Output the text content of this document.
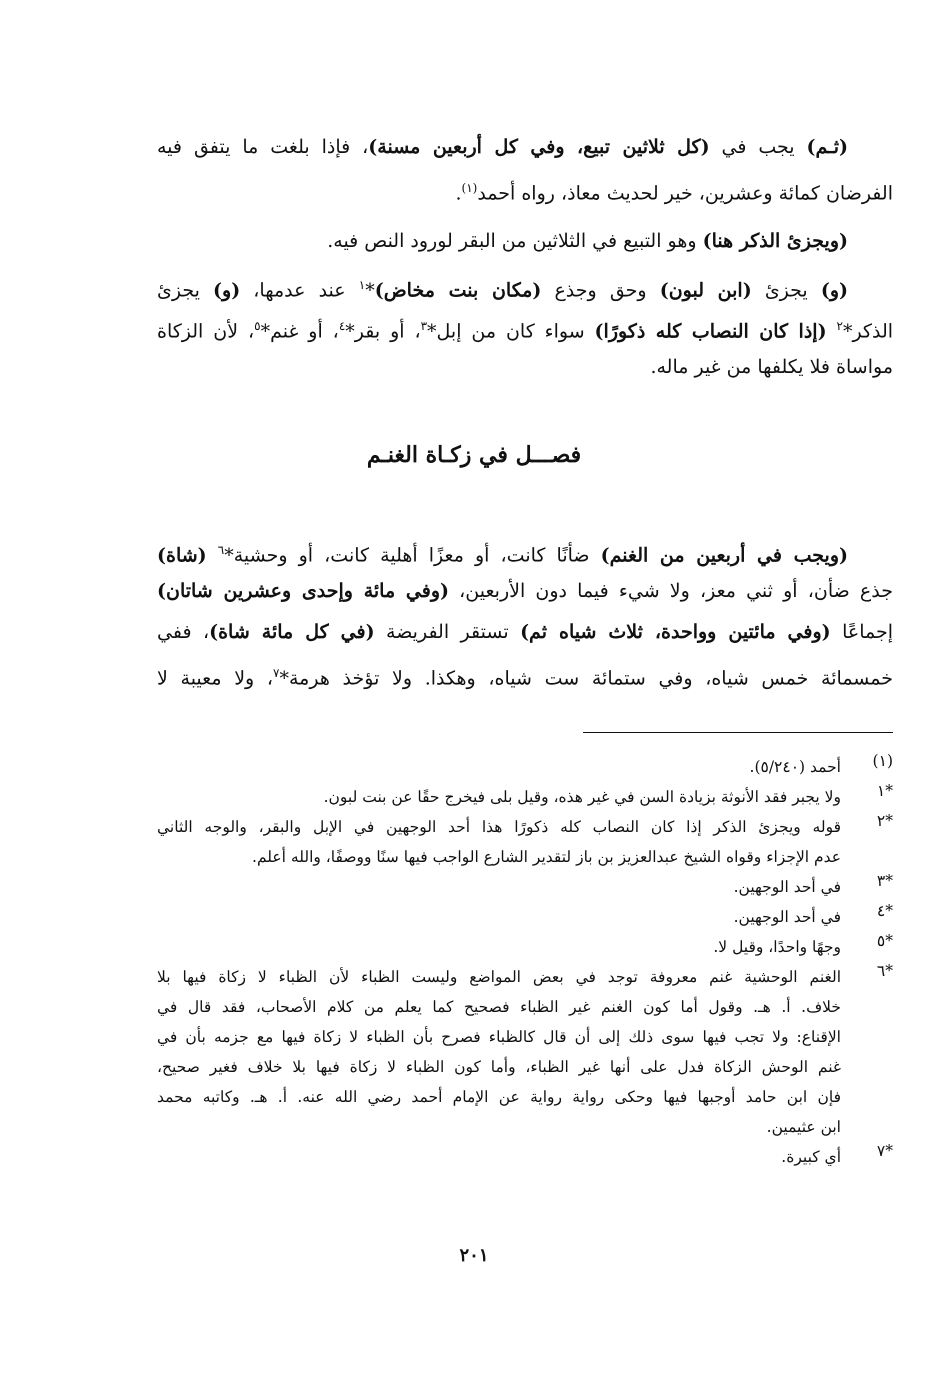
(ثـم) يجب في (كل ثلاثين تبيع، وفي كل أربعين مسنة)، فإذا بلغت ما يتفق فيه
الفرضان كمائة وعشرين، خير لحديث معاذ، رواه أحمد$^{(١)}$.
(ويجزئ الذكر هنا) وهو التبيع في الثلاثين من البقر لورود النص فيه.
(و) يجزئ (ابن لبون) وحق وجذع (مكان بنت مخاض)*$^١$ عند عدمها، (و) يجزئ
الذكر*$^٢$ (إذا كان النصاب كله ذكورًا) سواء كان من إبل*$^٣$، أو بقر*$^٤$، أو غنم*$^٥$، لأن الزكاة
مواساة فلا يكلفها من غير ماله.
فصـــل في زكـاة الغنـم
(ويجب في أربعين من الغنم) ضأنًا كانت، أو معزًا أهلية كانت، أو وحشية*$^٦$ (شاة)
جذع ضأن، أو ثني معز، ولا شيء فيما دون الأربعين، (وفي مائة وإحدى وعشرين شاتان)
إجماعًا (وفي مائتين وواحدة، ثلاث شياه ثم) تستقر الفريضة (في كل مائة شاة)، ففي
خمسمائة خمس شياه، وفي ستمائة ست شياه، وهكذا. ولا تؤخذ هرمة*$^٧$، ولا معيبة لا
(١)
أحمد (٥/٢٤٠).
*١
ولا يجبر فقد الأنوثة بزيادة السن في غير هذه، وقيل بلى فيخرج حقًا عن بنت لبون.
*٢
قوله ويجزئ الذكر إذا كان النصاب كله ذكورًا هذا أحد الوجهين في الإبل والبقر، والوجه الثاني
عدم الإجزاء وقواه الشيخ عبدالعزيز بن باز لتقدير الشارع الواجب فيها سنًا ووصفًا، والله أعلم.
*٣
في أحد الوجهين.
*٤
في أحد الوجهين.
*٥
وجهًا واحدًا، وقيل لا.
*٦
الغنم الوحشية غنم معروفة توجد في بعض المواضع وليست الظباء لأن الظباء لا زكاة فيها بلا
خلاف. أ. هـ. وقول أما كون الغنم غير الظباء فصحيح كما يعلم من كلام الأصحاب، فقد قال في
الإقناع: ولا تجب فيها سوى ذلك إلى أن قال كالظباء فصرح بأن الظباء لا زكاة فيها مع جزمه بأن في
غنم الوحش الزكاة فدل على أنها غير الظباء، وأما كون الظباء لا زكاة فيها بلا خلاف فغير صحيح،
فإن ابن حامد أوجبها فيها وحكى رواية رواية عن الإمام أحمد رضي الله عنه. أ. هـ. وكاتبه محمد
ابن عثيمين.
*٧
أي كبيرة.
٢٠١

_ _ _

Task statement
From the entries above, copy every line containing the word "النصاب".

Solution for this exercise
الذكر*$^٢$ (إذا كان النصاب كله ذكورًا) سواء كان من إبل*$^٣$، أو بقر*$^٤$، أو غنم*$^٥$، لأن الزكاة
قوله ويجزئ الذكر إذا كان النصاب كله ذكورًا هذا أحد الوجهين في الإبل والبقر، والوجه الثاني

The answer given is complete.